== EXERCISE INPUT

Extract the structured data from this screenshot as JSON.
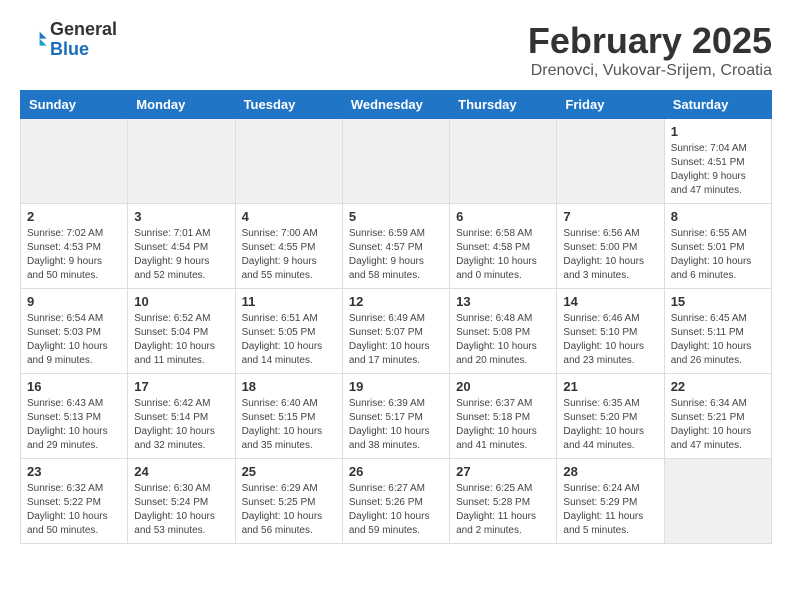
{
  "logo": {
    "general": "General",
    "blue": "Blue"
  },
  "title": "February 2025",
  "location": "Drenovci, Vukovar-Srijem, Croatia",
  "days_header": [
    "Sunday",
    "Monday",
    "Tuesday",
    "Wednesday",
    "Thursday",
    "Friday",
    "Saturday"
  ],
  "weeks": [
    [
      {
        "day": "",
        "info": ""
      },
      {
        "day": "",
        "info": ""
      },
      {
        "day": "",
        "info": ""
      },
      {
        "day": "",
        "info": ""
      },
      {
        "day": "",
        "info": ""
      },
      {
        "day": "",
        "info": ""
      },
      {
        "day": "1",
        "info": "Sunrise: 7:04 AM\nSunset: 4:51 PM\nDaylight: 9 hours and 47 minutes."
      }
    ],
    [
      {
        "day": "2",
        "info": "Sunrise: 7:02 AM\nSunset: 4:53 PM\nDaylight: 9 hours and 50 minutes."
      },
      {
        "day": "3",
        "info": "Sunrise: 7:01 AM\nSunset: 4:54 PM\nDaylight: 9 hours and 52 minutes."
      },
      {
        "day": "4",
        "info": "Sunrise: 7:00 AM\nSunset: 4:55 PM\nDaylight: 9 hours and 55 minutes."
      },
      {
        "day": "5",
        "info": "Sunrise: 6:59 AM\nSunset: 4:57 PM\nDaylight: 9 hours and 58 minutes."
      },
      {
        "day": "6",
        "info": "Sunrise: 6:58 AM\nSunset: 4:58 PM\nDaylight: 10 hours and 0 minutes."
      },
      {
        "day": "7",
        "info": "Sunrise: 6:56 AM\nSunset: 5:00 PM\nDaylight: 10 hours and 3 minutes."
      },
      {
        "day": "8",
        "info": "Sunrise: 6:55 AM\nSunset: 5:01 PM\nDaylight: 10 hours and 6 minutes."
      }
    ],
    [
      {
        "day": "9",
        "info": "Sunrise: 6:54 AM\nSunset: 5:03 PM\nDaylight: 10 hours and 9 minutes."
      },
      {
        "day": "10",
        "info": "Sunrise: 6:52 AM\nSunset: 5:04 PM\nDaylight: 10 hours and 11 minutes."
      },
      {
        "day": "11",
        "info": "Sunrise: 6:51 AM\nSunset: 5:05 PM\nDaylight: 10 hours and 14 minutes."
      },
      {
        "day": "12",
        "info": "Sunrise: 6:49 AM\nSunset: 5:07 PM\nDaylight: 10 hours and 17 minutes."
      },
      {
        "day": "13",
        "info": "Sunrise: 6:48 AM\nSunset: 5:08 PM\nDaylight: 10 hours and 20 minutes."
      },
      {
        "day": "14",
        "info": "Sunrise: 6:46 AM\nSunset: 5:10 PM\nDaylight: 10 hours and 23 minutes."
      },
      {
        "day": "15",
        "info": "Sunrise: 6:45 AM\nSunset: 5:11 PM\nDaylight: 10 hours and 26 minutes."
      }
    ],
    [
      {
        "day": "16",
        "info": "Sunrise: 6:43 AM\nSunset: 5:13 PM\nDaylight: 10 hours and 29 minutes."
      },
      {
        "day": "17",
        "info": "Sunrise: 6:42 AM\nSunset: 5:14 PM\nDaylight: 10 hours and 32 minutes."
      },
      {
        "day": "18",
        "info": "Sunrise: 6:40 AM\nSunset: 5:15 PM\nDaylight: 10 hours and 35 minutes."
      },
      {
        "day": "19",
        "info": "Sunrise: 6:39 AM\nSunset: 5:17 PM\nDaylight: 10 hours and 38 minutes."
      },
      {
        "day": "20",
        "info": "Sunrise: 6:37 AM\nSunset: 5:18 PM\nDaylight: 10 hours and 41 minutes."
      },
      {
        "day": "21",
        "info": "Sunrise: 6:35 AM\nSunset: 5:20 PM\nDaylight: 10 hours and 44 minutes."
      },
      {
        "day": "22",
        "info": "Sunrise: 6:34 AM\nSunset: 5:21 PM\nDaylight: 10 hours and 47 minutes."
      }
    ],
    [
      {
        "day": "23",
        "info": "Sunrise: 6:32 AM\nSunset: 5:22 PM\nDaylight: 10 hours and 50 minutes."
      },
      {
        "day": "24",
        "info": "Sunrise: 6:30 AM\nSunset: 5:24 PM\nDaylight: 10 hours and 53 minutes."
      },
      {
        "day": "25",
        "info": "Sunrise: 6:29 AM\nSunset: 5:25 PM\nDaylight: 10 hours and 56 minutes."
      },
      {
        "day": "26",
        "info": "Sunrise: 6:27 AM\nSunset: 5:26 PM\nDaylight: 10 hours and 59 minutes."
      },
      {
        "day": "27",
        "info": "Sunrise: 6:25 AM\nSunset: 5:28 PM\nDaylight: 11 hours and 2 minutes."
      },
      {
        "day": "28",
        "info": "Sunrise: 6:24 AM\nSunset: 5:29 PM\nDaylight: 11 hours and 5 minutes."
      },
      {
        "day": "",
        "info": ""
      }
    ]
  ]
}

====

PROBLEM
Give back the entries verbatim. Do not include any picture.

RESULT OF THE TASK
Extract the structured data from this screenshot as JSON.
{
  "logo": {
    "general": "General",
    "blue": "Blue"
  },
  "title": "February 2025",
  "location": "Drenovci, Vukovar-Srijem, Croatia",
  "days_header": [
    "Sunday",
    "Monday",
    "Tuesday",
    "Wednesday",
    "Thursday",
    "Friday",
    "Saturday"
  ],
  "weeks": [
    [
      {
        "day": "",
        "info": ""
      },
      {
        "day": "",
        "info": ""
      },
      {
        "day": "",
        "info": ""
      },
      {
        "day": "",
        "info": ""
      },
      {
        "day": "",
        "info": ""
      },
      {
        "day": "",
        "info": ""
      },
      {
        "day": "1",
        "info": "Sunrise: 7:04 AM\nSunset: 4:51 PM\nDaylight: 9 hours and 47 minutes."
      }
    ],
    [
      {
        "day": "2",
        "info": "Sunrise: 7:02 AM\nSunset: 4:53 PM\nDaylight: 9 hours and 50 minutes."
      },
      {
        "day": "3",
        "info": "Sunrise: 7:01 AM\nSunset: 4:54 PM\nDaylight: 9 hours and 52 minutes."
      },
      {
        "day": "4",
        "info": "Sunrise: 7:00 AM\nSunset: 4:55 PM\nDaylight: 9 hours and 55 minutes."
      },
      {
        "day": "5",
        "info": "Sunrise: 6:59 AM\nSunset: 4:57 PM\nDaylight: 9 hours and 58 minutes."
      },
      {
        "day": "6",
        "info": "Sunrise: 6:58 AM\nSunset: 4:58 PM\nDaylight: 10 hours and 0 minutes."
      },
      {
        "day": "7",
        "info": "Sunrise: 6:56 AM\nSunset: 5:00 PM\nDaylight: 10 hours and 3 minutes."
      },
      {
        "day": "8",
        "info": "Sunrise: 6:55 AM\nSunset: 5:01 PM\nDaylight: 10 hours and 6 minutes."
      }
    ],
    [
      {
        "day": "9",
        "info": "Sunrise: 6:54 AM\nSunset: 5:03 PM\nDaylight: 10 hours and 9 minutes."
      },
      {
        "day": "10",
        "info": "Sunrise: 6:52 AM\nSunset: 5:04 PM\nDaylight: 10 hours and 11 minutes."
      },
      {
        "day": "11",
        "info": "Sunrise: 6:51 AM\nSunset: 5:05 PM\nDaylight: 10 hours and 14 minutes."
      },
      {
        "day": "12",
        "info": "Sunrise: 6:49 AM\nSunset: 5:07 PM\nDaylight: 10 hours and 17 minutes."
      },
      {
        "day": "13",
        "info": "Sunrise: 6:48 AM\nSunset: 5:08 PM\nDaylight: 10 hours and 20 minutes."
      },
      {
        "day": "14",
        "info": "Sunrise: 6:46 AM\nSunset: 5:10 PM\nDaylight: 10 hours and 23 minutes."
      },
      {
        "day": "15",
        "info": "Sunrise: 6:45 AM\nSunset: 5:11 PM\nDaylight: 10 hours and 26 minutes."
      }
    ],
    [
      {
        "day": "16",
        "info": "Sunrise: 6:43 AM\nSunset: 5:13 PM\nDaylight: 10 hours and 29 minutes."
      },
      {
        "day": "17",
        "info": "Sunrise: 6:42 AM\nSunset: 5:14 PM\nDaylight: 10 hours and 32 minutes."
      },
      {
        "day": "18",
        "info": "Sunrise: 6:40 AM\nSunset: 5:15 PM\nDaylight: 10 hours and 35 minutes."
      },
      {
        "day": "19",
        "info": "Sunrise: 6:39 AM\nSunset: 5:17 PM\nDaylight: 10 hours and 38 minutes."
      },
      {
        "day": "20",
        "info": "Sunrise: 6:37 AM\nSunset: 5:18 PM\nDaylight: 10 hours and 41 minutes."
      },
      {
        "day": "21",
        "info": "Sunrise: 6:35 AM\nSunset: 5:20 PM\nDaylight: 10 hours and 44 minutes."
      },
      {
        "day": "22",
        "info": "Sunrise: 6:34 AM\nSunset: 5:21 PM\nDaylight: 10 hours and 47 minutes."
      }
    ],
    [
      {
        "day": "23",
        "info": "Sunrise: 6:32 AM\nSunset: 5:22 PM\nDaylight: 10 hours and 50 minutes."
      },
      {
        "day": "24",
        "info": "Sunrise: 6:30 AM\nSunset: 5:24 PM\nDaylight: 10 hours and 53 minutes."
      },
      {
        "day": "25",
        "info": "Sunrise: 6:29 AM\nSunset: 5:25 PM\nDaylight: 10 hours and 56 minutes."
      },
      {
        "day": "26",
        "info": "Sunrise: 6:27 AM\nSunset: 5:26 PM\nDaylight: 10 hours and 59 minutes."
      },
      {
        "day": "27",
        "info": "Sunrise: 6:25 AM\nSunset: 5:28 PM\nDaylight: 11 hours and 2 minutes."
      },
      {
        "day": "28",
        "info": "Sunrise: 6:24 AM\nSunset: 5:29 PM\nDaylight: 11 hours and 5 minutes."
      },
      {
        "day": "",
        "info": ""
      }
    ]
  ]
}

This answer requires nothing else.